## Task
Output the data below in full, character for character.

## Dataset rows
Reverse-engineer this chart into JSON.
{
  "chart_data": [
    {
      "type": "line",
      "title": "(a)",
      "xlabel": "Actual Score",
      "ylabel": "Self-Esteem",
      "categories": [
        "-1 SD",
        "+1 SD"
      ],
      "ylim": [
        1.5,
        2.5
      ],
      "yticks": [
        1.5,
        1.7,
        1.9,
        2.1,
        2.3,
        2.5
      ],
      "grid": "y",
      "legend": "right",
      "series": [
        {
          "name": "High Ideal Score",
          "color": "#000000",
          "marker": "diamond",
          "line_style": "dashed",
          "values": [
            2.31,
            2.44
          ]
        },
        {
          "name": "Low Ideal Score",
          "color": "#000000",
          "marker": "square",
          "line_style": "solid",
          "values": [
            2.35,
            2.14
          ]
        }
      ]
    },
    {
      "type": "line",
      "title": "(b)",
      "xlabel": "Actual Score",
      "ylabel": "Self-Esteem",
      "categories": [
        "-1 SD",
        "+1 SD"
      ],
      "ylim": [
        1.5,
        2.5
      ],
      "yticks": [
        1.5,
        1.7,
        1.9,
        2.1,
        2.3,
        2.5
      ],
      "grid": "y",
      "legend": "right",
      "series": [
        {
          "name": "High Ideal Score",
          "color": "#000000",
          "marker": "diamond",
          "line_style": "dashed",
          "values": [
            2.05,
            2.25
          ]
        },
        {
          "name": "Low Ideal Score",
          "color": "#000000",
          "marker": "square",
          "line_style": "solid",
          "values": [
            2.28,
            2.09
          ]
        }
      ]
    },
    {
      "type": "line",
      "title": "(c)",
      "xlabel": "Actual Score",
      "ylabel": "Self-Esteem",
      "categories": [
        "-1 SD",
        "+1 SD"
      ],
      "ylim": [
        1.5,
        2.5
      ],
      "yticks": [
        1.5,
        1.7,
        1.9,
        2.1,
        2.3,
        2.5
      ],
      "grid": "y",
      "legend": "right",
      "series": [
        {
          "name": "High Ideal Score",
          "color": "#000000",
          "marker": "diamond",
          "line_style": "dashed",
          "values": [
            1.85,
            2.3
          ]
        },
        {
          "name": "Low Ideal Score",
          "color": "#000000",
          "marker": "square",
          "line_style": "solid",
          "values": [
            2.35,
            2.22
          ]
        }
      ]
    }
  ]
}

## Response for this exercise
Reverse-engineer this chart into JSON.
{
  "chart_data": [
    {
      "type": "line",
      "title": "(a)",
      "xlabel": "Actual Score",
      "ylabel": "Self-Esteem",
      "categories": [
        "-1 SD",
        "+1 SD"
      ],
      "ylim": [
        1.5,
        2.5
      ],
      "yticks": [
        1.5,
        1.7,
        1.9,
        2.1,
        2.3,
        2.5
      ],
      "grid": "y",
      "legend": "right",
      "series": [
        {
          "name": "High Ideal Score",
          "color": "#000000",
          "marker": "diamond",
          "line_style": "dashed",
          "values": [
            2.31,
            2.44
          ]
        },
        {
          "name": "Low Ideal Score",
          "color": "#000000",
          "marker": "square",
          "line_style": "solid",
          "values": [
            2.35,
            2.14
          ]
        }
      ]
    },
    {
      "type": "line",
      "title": "(b)",
      "xlabel": "Actual Score",
      "ylabel": "Self-Esteem",
      "categories": [
        "-1 SD",
        "+1 SD"
      ],
      "ylim": [
        1.5,
        2.5
      ],
      "yticks": [
        1.5,
        1.7,
        1.9,
        2.1,
        2.3,
        2.5
      ],
      "grid": "y",
      "legend": "right",
      "series": [
        {
          "name": "High Ideal Score",
          "color": "#000000",
          "marker": "diamond",
          "line_style": "dashed",
          "values": [
            2.05,
            2.25
          ]
        },
        {
          "name": "Low Ideal Score",
          "color": "#000000",
          "marker": "square",
          "line_style": "solid",
          "values": [
            2.28,
            2.09
          ]
        }
      ]
    },
    {
      "type": "line",
      "title": "(c)",
      "xlabel": "Actual Score",
      "ylabel": "Self-Esteem",
      "categories": [
        "-1 SD",
        "+1 SD"
      ],
      "ylim": [
        1.5,
        2.5
      ],
      "yticks": [
        1.5,
        1.7,
        1.9,
        2.1,
        2.3,
        2.5
      ],
      "grid": "y",
      "legend": "right",
      "series": [
        {
          "name": "High Ideal Score",
          "color": "#000000",
          "marker": "diamond",
          "line_style": "dashed",
          "values": [
            1.85,
            2.3
          ]
        },
        {
          "name": "Low Ideal Score",
          "color": "#000000",
          "marker": "square",
          "line_style": "solid",
          "values": [
            2.35,
            2.22
          ]
        }
      ]
    }
  ]
}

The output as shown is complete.